[Extracted records]
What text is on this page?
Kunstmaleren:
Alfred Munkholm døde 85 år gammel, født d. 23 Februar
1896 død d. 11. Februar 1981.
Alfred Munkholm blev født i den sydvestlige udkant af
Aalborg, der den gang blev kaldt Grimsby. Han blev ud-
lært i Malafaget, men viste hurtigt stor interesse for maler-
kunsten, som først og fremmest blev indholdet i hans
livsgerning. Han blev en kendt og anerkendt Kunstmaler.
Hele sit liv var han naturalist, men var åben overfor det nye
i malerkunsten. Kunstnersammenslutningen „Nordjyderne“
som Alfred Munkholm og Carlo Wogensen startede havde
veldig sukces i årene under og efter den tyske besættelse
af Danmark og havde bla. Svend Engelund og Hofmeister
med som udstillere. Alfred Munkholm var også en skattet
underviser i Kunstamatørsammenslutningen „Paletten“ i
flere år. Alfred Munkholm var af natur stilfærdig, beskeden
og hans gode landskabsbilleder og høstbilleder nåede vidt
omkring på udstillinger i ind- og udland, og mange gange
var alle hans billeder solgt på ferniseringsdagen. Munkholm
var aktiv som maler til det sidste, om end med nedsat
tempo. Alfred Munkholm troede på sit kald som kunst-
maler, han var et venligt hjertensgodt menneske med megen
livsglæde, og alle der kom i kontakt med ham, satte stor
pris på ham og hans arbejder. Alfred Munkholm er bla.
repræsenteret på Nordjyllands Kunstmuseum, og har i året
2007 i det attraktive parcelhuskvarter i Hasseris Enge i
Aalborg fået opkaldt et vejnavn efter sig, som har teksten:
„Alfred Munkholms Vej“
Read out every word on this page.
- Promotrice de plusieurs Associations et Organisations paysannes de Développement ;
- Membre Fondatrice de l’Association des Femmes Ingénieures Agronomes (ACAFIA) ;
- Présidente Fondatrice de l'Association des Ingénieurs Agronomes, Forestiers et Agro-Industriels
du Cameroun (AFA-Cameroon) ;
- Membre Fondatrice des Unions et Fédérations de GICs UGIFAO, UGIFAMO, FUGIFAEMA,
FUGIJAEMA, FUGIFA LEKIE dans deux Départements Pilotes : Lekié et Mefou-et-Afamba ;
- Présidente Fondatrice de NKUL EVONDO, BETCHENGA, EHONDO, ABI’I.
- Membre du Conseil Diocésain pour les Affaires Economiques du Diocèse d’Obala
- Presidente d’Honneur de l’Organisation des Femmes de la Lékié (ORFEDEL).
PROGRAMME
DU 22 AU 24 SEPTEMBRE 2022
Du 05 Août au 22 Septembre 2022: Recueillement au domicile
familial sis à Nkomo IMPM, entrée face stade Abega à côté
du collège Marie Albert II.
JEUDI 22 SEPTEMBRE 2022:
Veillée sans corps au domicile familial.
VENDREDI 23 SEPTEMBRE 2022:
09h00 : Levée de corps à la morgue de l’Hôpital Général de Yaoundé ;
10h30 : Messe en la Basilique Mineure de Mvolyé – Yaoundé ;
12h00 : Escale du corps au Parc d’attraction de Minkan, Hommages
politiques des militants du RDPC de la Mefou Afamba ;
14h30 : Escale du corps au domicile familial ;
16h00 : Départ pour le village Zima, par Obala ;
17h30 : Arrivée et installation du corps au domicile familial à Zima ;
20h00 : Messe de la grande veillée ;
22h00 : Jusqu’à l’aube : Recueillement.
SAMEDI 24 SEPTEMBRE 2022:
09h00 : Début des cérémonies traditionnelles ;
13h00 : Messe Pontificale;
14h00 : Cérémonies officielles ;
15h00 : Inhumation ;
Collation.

**WHAT TO PRODUCE:** Give every line of the material again, exactly as it reads.

**ANSWER FOR THE TASK:**
What text is on this page?
Kunstmaleren:
Alfred Munkholm døde 85 år gammel, født d. 23 Februar
1896 død d. 11. Februar 1981.
Alfred Munkholm blev født i den sydvestlige udkant af
Aalborg, der den gang blev kaldt Grimsby. Han blev ud-
lært i Malafaget, men viste hurtigt stor interesse for maler-
kunsten, som først og fremmest blev indholdet i hans
livsgerning. Han blev en kendt og anerkendt Kunstmaler.
Hele sit liv var han naturalist, men var åben overfor det nye
i malerkunsten. Kunstnersammenslutningen „Nordjyderne“
som Alfred Munkholm og Carlo Wogensen startede havde
veldig sukces i årene under og efter den tyske besættelse
af Danmark og havde bla. Svend Engelund og Hofmeister
med som udstillere. Alfred Munkholm var også en skattet
underviser i Kunstamatørsammenslutningen „Paletten“ i
flere år. Alfred Munkholm var af natur stilfærdig, beskeden
og hans gode landskabsbilleder og høstbilleder nåede vidt
omkring på udstillinger i ind- og udland, og mange gange
var alle hans billeder solgt på ferniseringsdagen. Munkholm
var aktiv som maler til det sidste, om end med nedsat
tempo. Alfred Munkholm troede på sit kald som kunst-
maler, han var et venligt hjertensgodt menneske med megen
livsglæde, og alle der kom i kontakt med ham, satte stor
pris på ham og hans arbejder. Alfred Munkholm er bla.
repræsenteret på Nordjyllands Kunstmuseum, og har i året
2007 i det attraktive parcelhuskvarter i Hasseris Enge i
Aalborg fået opkaldt et vejnavn efter sig, som har teksten:
„Alfred Munkholms Vej“
Read out every word on this page.
- Promotrice de plusieurs Associations et Organisations paysannes de Développement ;
- Membre Fondatrice de l’Association des Femmes Ingénieures Agronomes (ACAFIA) ;
- Présidente Fondatrice de l'Association des Ingénieurs Agronomes, Forestiers et Agro-Industriels
du Cameroun (AFA-Cameroon) ;
- Membre Fondatrice des Unions et Fédérations de GICs UGIFAO, UGIFAMO, FUGIFAEMA,
FUGIJAEMA, FUGIFA LEKIE dans deux Départements Pilotes : Lekié et Mefou-et-Afamba ;
- Présidente Fondatrice de NKUL EVONDO, BETCHENGA, EHONDO, ABI’I.
- Membre du Conseil Diocésain pour les Affaires Economiques du Diocèse d’Obala
- Presidente d’Honneur de l’Organisation des Femmes de la Lékié (ORFEDEL).
PROGRAMME
DU 22 AU 24 SEPTEMBRE 2022
Du 05 Août au 22 Septembre 2022: Recueillement au domicile
familial sis à Nkomo IMPM, entrée face stade Abega à côté
du collège Marie Albert II.
JEUDI 22 SEPTEMBRE 2022:
Veillée sans corps au domicile familial.
VENDREDI 23 SEPTEMBRE 2022:
09h00 : Levée de corps à la morgue de l’Hôpital Général de Yaoundé ;
10h30 : Messe en la Basilique Mineure de Mvolyé – Yaoundé ;
12h00 : Escale du corps au Parc d’attraction de Minkan, Hommages
politiques des militants du RDPC de la Mefou Afamba ;
14h30 : Escale du corps au domicile familial ;
16h00 : Départ pour le village Zima, par Obala ;
17h30 : Arrivée et installation du corps au domicile familial à Zima ;
20h00 : Messe de la grande veillée ;
22h00 : Jusqu’à l’aube : Recueillement.
SAMEDI 24 SEPTEMBRE 2022:
09h00 : Début des cérémonies traditionnelles ;
13h00 : Messe Pontificale;
14h00 : Cérémonies officielles ;
15h00 : Inhumation ;
Collation.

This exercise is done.